SHORT TASK -> Duplicate the rows below word for word, from the first row through the row containing "response-product-1[interactable]: Very Satisfied", including both.

INPUT ROWS ->
▼

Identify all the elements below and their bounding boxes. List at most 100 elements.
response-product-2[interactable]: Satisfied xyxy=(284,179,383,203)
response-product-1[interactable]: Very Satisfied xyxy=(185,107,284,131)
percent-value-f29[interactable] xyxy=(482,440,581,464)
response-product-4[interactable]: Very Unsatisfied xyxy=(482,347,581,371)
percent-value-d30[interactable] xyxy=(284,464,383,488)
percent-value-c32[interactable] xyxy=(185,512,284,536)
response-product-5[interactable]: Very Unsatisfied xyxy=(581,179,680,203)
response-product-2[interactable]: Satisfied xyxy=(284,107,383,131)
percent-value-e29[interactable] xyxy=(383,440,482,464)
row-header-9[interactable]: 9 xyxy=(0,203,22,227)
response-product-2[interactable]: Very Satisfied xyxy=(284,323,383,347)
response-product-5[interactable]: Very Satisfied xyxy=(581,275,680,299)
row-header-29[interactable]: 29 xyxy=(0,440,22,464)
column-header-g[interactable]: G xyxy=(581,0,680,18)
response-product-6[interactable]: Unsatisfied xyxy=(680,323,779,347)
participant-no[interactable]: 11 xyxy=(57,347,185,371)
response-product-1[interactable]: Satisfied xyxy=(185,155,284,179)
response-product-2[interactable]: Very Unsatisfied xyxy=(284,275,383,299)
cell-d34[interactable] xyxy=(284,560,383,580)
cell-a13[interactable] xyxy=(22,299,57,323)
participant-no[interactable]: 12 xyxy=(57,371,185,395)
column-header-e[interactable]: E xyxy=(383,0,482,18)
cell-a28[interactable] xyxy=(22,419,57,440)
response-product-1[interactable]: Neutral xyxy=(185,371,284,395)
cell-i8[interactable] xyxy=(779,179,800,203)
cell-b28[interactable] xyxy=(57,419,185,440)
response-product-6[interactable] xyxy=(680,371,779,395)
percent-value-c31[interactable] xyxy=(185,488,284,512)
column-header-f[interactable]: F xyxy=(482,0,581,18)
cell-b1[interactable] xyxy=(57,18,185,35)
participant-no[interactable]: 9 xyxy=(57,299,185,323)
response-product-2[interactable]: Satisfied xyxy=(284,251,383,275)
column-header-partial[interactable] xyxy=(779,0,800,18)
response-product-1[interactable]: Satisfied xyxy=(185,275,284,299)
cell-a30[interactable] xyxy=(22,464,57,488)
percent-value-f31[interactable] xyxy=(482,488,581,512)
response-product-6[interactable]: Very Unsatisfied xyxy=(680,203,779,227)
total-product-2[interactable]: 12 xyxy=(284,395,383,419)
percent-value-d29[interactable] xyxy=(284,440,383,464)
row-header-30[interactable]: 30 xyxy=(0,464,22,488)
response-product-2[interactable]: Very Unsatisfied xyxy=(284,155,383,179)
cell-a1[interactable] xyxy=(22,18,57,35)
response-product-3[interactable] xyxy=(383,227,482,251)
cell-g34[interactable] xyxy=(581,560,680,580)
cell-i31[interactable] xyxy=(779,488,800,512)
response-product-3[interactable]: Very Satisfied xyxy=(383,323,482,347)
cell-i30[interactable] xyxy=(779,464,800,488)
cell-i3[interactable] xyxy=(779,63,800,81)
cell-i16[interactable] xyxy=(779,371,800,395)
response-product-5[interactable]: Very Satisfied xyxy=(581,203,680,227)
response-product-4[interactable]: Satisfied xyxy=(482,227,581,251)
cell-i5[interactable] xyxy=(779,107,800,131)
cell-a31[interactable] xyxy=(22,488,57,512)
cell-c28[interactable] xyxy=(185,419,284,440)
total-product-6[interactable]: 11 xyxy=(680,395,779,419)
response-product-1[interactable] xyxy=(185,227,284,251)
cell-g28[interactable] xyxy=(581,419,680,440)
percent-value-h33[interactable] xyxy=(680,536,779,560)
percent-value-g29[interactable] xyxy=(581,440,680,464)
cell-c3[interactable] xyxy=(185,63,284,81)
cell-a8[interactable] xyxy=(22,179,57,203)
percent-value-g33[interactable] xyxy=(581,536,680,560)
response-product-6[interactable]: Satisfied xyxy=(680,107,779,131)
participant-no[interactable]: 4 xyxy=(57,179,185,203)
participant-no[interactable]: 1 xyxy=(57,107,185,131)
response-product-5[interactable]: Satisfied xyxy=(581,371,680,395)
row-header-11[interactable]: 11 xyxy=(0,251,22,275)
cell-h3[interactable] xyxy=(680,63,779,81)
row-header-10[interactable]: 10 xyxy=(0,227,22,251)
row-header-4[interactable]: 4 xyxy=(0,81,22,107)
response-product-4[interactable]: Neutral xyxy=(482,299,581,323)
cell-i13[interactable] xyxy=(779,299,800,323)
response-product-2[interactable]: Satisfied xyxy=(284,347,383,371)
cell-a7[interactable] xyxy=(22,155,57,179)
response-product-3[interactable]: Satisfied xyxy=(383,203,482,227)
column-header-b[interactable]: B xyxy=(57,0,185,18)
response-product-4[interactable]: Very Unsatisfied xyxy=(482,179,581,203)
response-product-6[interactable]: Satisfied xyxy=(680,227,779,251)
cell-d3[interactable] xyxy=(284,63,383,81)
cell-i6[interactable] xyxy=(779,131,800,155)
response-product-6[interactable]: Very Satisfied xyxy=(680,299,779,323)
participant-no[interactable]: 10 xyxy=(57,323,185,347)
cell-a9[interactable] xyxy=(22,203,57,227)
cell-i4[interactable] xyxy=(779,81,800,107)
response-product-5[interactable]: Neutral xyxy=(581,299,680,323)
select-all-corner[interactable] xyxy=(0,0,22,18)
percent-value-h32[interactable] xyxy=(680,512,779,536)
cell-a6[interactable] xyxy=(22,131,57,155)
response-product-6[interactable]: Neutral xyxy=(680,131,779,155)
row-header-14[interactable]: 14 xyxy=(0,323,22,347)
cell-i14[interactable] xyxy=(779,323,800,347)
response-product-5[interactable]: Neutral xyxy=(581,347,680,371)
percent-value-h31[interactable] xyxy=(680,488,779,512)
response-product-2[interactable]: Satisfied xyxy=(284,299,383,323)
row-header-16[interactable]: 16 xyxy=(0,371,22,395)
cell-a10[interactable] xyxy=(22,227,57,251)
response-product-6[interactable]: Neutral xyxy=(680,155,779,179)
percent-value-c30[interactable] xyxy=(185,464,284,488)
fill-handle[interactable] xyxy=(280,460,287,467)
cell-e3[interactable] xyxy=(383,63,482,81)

▲

TASK OUTPUT ->
Identify all the elements below and their bounding boxes. List at most 100 elements.
response-product-2[interactable]: Satisfied xyxy=(284,179,383,203)
response-product-1[interactable]: Very Satisfied xyxy=(185,107,284,131)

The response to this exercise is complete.